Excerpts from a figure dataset
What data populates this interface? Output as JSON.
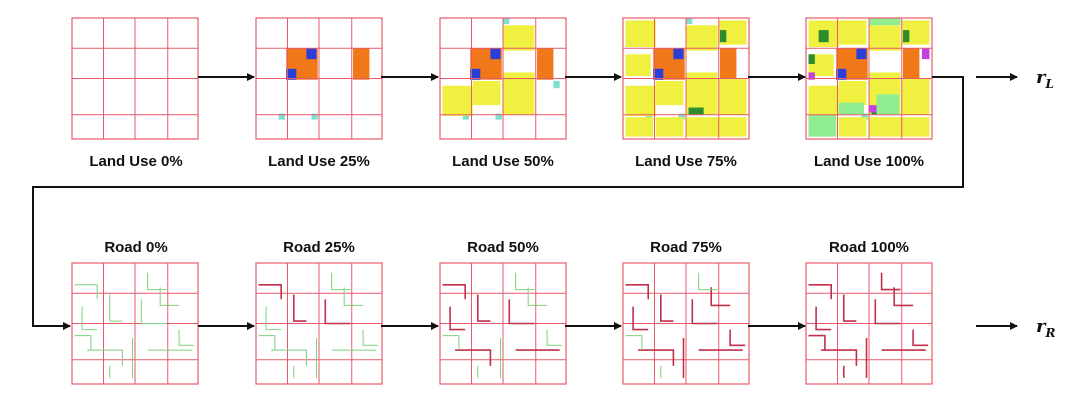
{
  "diagram": {
    "land_use_stages": [
      {
        "label": "Land Use 0%"
      },
      {
        "label": "Land Use 25%"
      },
      {
        "label": "Land Use 50%"
      },
      {
        "label": "Land Use 75%"
      },
      {
        "label": "Land Use 100%"
      }
    ],
    "road_stages": [
      {
        "label": "Road 0%"
      },
      {
        "label": "Road 25%"
      },
      {
        "label": "Road 50%"
      },
      {
        "label": "Road 75%"
      },
      {
        "label": "Road 100%"
      }
    ],
    "outputs": {
      "land_use": {
        "symbol": "r",
        "subscript": "L"
      },
      "road": {
        "symbol": "r",
        "subscript": "R"
      }
    },
    "colors": {
      "grid_line": "#e85a6a",
      "commercial": "#f07818",
      "residential": "#f0f040",
      "industrial": "#2a3fd8",
      "park": "#90ee90",
      "forest": "#2e8b2e",
      "water": "#7fe0d0",
      "mixed": "#c040e0",
      "new_road": "#7ed07e",
      "built_road": "#c0304a",
      "arrow": "#111111"
    }
  }
}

> [Requirement]:
Leave out the pictures and return every record word for word.

> [Written answer]:
What data populates this interface? Output as JSON.
{
  "diagram": {
    "land_use_stages": [
      {
        "label": "Land Use 0%"
      },
      {
        "label": "Land Use 25%"
      },
      {
        "label": "Land Use 50%"
      },
      {
        "label": "Land Use 75%"
      },
      {
        "label": "Land Use 100%"
      }
    ],
    "road_stages": [
      {
        "label": "Road 0%"
      },
      {
        "label": "Road 25%"
      },
      {
        "label": "Road 50%"
      },
      {
        "label": "Road 75%"
      },
      {
        "label": "Road 100%"
      }
    ],
    "outputs": {
      "land_use": {
        "symbol": "r",
        "subscript": "L"
      },
      "road": {
        "symbol": "r",
        "subscript": "R"
      }
    },
    "colors": {
      "grid_line": "#e85a6a",
      "commercial": "#f07818",
      "residential": "#f0f040",
      "industrial": "#2a3fd8",
      "park": "#90ee90",
      "forest": "#2e8b2e",
      "water": "#7fe0d0",
      "mixed": "#c040e0",
      "new_road": "#7ed07e",
      "built_road": "#c0304a",
      "arrow": "#111111"
    }
  }
}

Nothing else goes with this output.